Exercise description:
Check every line below for the word "content" and copy the ones that have it.

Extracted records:
◆ ◆ ◆ ◆ ◆

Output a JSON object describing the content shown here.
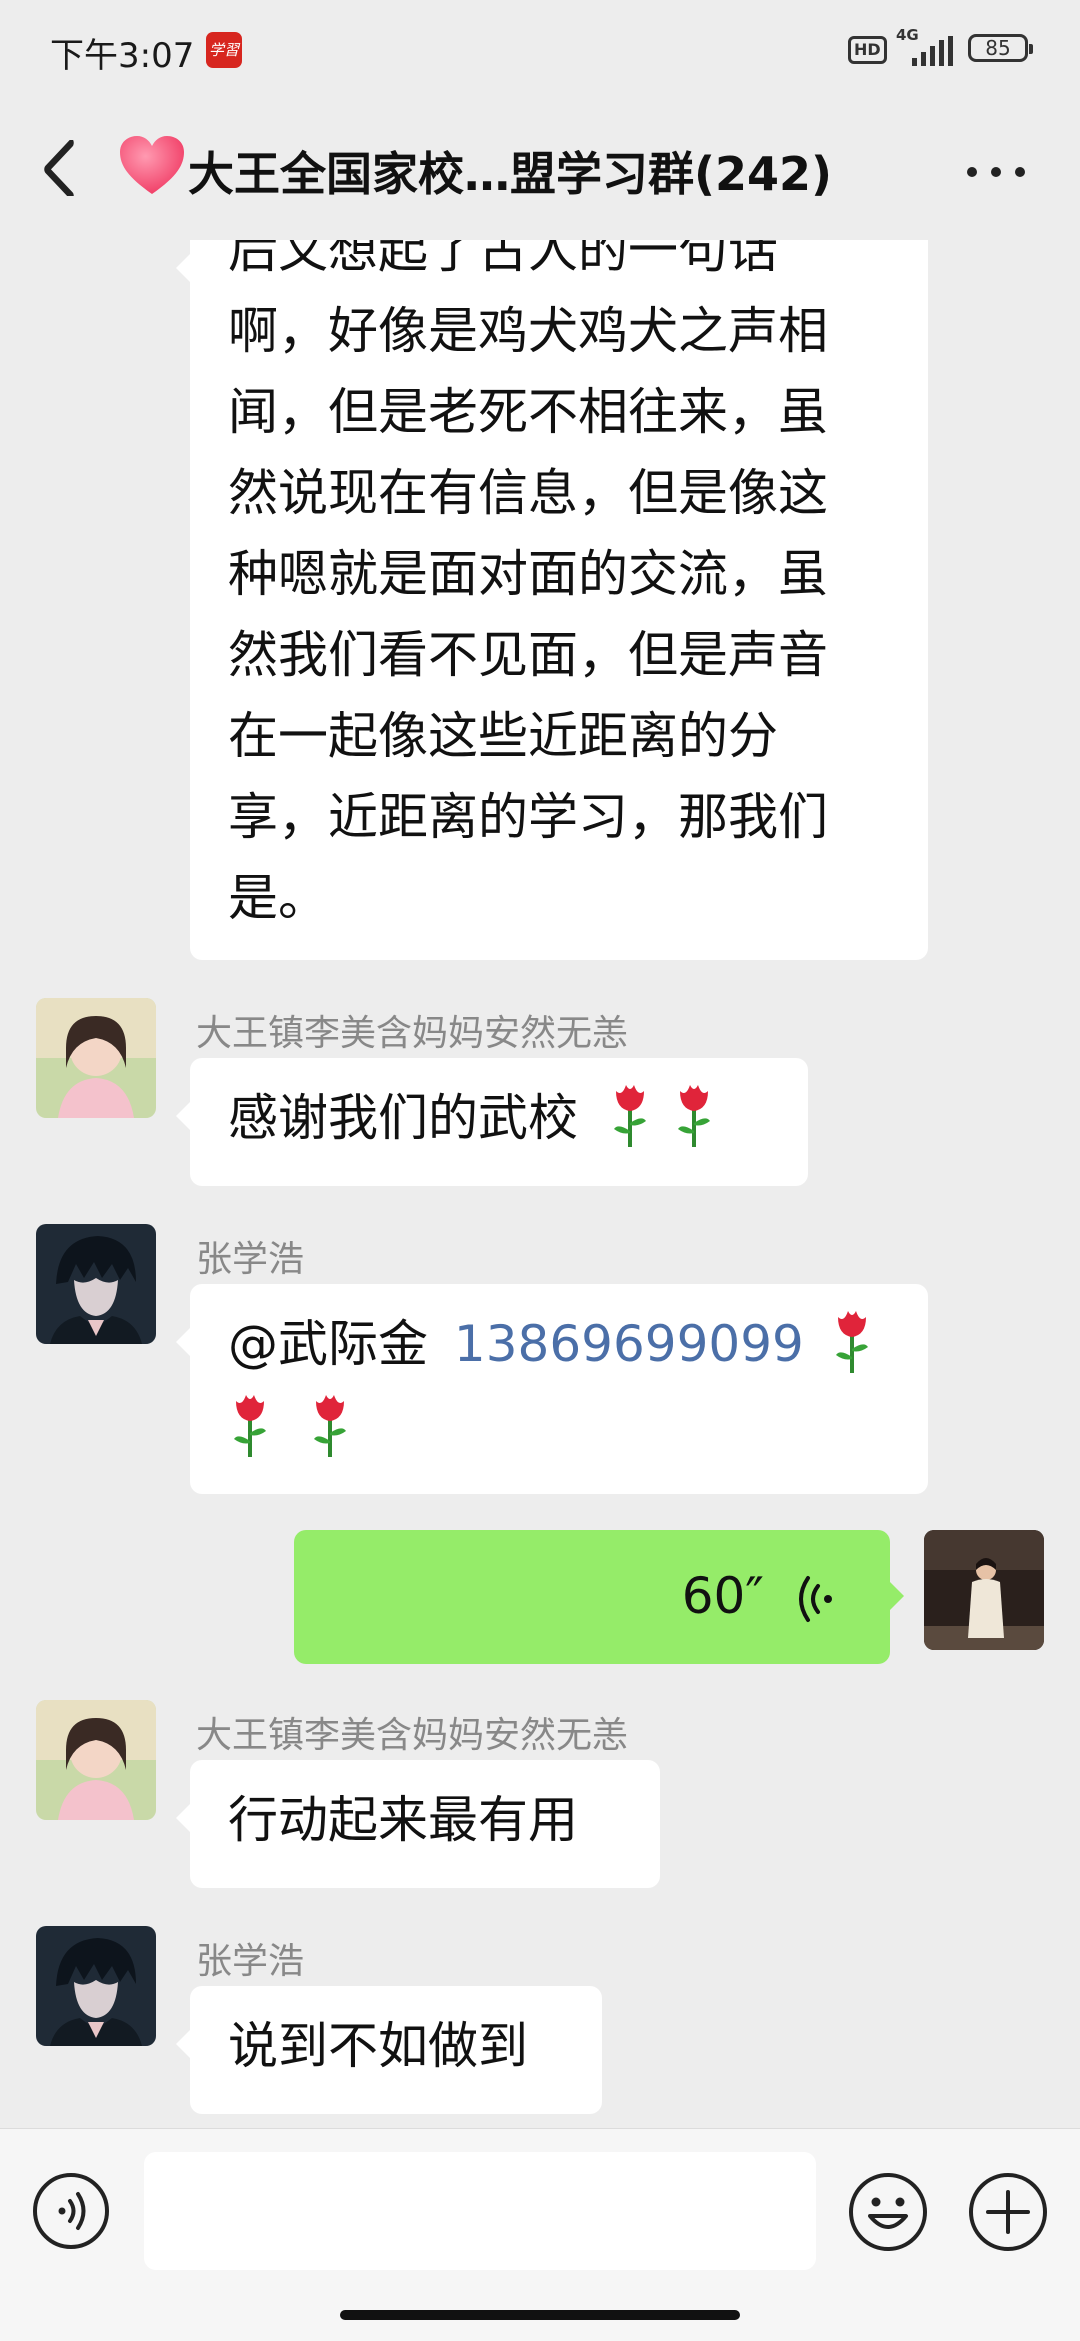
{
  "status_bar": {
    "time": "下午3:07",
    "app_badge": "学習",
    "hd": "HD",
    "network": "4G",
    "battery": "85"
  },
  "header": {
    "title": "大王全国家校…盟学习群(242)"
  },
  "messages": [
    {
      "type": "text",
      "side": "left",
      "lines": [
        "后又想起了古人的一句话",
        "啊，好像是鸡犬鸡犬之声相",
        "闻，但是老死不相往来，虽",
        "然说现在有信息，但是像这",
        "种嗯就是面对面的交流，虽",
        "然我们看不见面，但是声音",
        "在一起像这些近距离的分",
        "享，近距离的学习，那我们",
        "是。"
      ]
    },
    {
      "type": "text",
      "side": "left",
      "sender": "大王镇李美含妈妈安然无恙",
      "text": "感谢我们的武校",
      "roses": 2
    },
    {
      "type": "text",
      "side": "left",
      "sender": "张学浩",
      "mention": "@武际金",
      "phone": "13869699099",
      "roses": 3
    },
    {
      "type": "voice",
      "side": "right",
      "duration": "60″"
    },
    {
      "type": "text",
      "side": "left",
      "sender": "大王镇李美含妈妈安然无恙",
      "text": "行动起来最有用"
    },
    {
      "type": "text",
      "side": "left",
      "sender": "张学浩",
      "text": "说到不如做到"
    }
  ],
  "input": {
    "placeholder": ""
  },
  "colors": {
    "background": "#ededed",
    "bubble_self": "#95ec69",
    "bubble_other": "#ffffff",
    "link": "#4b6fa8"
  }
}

◆ ◆ ◆ ◆ ◆

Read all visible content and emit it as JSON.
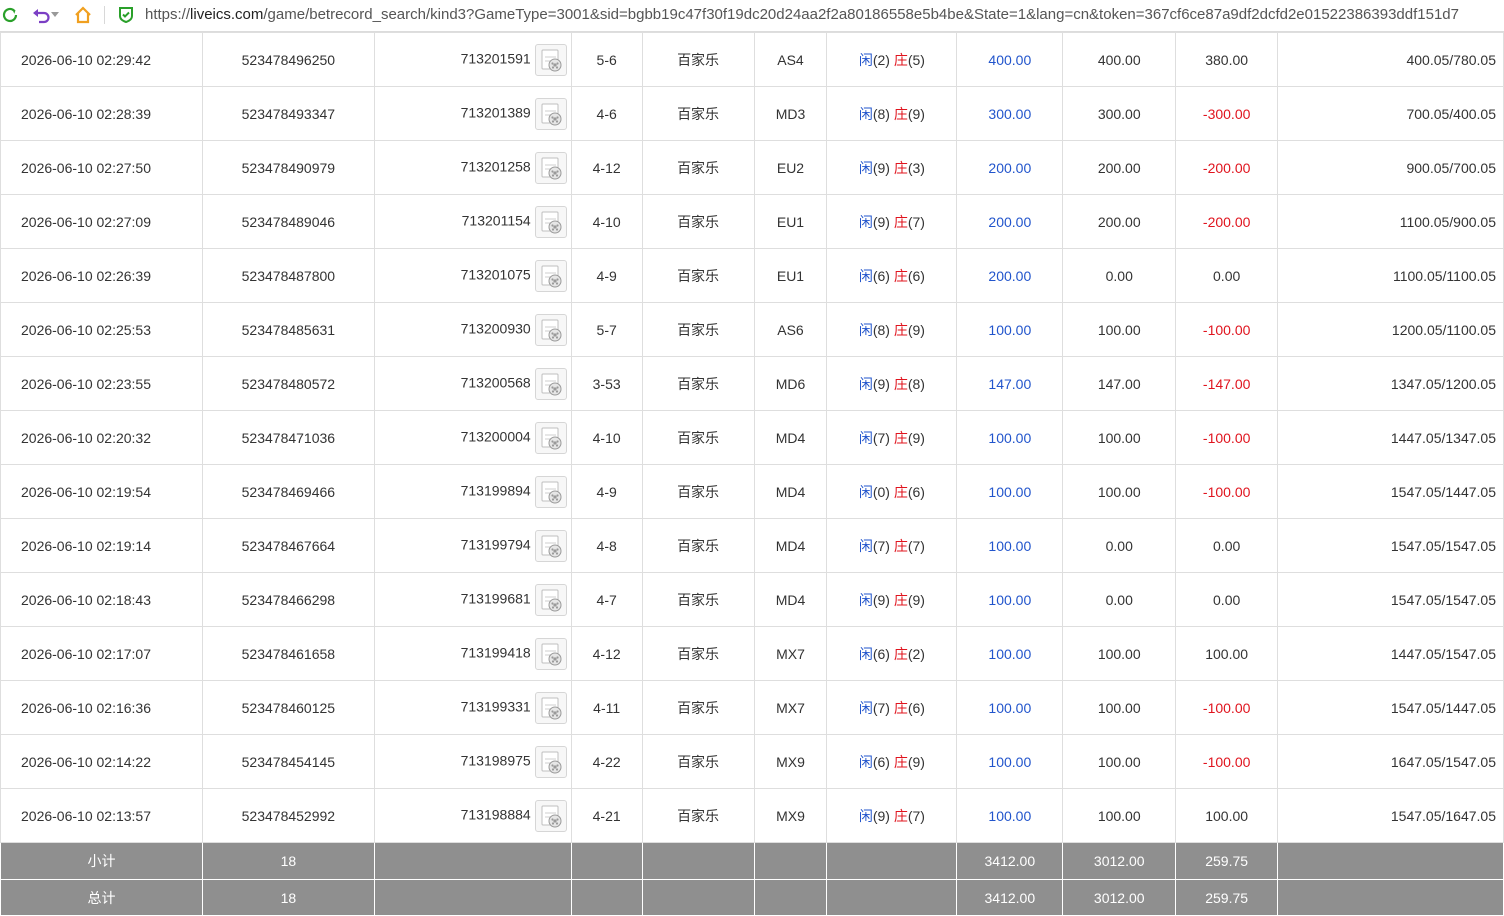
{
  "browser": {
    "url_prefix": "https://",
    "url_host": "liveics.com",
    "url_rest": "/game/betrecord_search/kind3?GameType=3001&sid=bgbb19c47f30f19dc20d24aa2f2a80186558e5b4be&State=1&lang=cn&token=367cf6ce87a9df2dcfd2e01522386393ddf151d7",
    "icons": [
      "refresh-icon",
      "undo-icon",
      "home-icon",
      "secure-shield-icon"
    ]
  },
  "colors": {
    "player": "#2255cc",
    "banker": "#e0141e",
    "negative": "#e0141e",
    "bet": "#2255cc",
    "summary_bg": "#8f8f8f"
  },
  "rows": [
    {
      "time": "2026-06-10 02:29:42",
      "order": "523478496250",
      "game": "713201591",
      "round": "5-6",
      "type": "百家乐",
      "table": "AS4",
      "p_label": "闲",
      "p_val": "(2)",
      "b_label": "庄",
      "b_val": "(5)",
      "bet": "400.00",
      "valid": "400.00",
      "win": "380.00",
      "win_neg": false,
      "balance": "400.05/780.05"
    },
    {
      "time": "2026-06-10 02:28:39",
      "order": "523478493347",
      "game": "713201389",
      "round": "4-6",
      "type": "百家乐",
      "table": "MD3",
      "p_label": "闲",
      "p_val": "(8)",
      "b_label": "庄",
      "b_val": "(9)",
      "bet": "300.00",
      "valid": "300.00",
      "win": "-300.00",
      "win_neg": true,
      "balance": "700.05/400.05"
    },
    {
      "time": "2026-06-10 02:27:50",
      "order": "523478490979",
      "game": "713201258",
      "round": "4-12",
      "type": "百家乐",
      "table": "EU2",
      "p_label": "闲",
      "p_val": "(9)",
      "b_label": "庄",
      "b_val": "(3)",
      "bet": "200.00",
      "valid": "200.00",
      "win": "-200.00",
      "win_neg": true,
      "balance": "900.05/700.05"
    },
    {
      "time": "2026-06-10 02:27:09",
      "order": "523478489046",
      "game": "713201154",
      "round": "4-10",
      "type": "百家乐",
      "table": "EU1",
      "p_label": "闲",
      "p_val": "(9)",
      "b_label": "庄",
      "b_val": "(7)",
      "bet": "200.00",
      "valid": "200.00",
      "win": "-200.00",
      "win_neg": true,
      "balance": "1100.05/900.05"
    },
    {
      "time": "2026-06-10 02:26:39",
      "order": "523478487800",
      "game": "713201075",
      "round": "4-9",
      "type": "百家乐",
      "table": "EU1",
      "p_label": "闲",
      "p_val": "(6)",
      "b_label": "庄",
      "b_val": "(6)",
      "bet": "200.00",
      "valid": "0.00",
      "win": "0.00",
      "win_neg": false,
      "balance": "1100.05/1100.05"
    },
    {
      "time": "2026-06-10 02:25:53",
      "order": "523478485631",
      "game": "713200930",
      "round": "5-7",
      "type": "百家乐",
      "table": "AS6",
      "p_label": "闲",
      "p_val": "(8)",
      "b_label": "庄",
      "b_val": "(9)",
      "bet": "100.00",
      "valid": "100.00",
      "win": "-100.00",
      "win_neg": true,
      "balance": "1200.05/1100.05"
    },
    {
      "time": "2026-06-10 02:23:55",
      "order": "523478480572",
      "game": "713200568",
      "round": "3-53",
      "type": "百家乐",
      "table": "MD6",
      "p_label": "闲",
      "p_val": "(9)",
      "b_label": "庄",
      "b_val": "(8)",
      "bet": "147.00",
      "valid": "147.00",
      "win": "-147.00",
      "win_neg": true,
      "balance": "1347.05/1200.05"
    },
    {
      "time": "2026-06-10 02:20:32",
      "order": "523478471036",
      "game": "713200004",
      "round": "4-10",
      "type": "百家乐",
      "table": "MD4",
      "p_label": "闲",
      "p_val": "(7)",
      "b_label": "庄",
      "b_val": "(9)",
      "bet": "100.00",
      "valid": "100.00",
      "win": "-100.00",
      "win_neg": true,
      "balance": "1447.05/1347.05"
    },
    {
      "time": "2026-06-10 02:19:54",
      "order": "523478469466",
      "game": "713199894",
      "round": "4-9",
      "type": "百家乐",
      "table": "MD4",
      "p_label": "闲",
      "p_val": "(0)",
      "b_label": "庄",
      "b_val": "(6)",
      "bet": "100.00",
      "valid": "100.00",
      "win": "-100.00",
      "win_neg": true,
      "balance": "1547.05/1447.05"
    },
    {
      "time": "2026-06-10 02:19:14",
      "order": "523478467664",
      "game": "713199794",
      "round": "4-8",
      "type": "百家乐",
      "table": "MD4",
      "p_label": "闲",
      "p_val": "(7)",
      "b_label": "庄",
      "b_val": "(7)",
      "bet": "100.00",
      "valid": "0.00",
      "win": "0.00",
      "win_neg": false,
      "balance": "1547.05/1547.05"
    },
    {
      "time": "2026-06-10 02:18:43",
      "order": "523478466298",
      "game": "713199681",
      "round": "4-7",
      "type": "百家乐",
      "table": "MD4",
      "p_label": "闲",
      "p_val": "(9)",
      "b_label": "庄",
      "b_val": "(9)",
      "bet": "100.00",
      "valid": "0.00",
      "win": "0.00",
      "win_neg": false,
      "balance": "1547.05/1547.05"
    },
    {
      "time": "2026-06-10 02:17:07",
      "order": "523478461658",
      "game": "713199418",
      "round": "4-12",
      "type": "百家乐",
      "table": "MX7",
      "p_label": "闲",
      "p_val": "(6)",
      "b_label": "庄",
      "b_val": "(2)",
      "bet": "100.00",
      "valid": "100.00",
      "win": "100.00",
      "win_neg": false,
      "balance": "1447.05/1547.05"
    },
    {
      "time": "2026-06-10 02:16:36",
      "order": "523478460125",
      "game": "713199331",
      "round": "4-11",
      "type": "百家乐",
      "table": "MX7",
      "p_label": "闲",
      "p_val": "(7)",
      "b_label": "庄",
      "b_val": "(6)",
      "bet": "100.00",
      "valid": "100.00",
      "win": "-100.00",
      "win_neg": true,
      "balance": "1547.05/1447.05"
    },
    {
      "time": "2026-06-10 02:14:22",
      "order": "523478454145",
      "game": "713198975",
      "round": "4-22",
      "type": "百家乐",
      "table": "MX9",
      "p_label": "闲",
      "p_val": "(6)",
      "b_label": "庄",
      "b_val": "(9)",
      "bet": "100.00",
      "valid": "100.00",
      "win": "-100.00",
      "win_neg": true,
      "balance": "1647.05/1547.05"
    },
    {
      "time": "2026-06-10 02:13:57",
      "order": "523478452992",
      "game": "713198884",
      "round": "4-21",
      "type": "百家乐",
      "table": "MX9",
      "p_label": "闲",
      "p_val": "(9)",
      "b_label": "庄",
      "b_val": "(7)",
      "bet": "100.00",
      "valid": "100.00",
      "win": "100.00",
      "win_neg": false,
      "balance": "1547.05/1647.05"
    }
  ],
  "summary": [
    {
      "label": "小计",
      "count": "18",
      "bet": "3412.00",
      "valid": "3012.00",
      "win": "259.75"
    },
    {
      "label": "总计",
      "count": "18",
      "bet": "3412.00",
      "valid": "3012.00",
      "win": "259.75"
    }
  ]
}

◆ ◆ ◆ ◆ ◆

Exercise answer:
Output a JSON object describing the content shown here.
Read all visible content and emit it as JSON.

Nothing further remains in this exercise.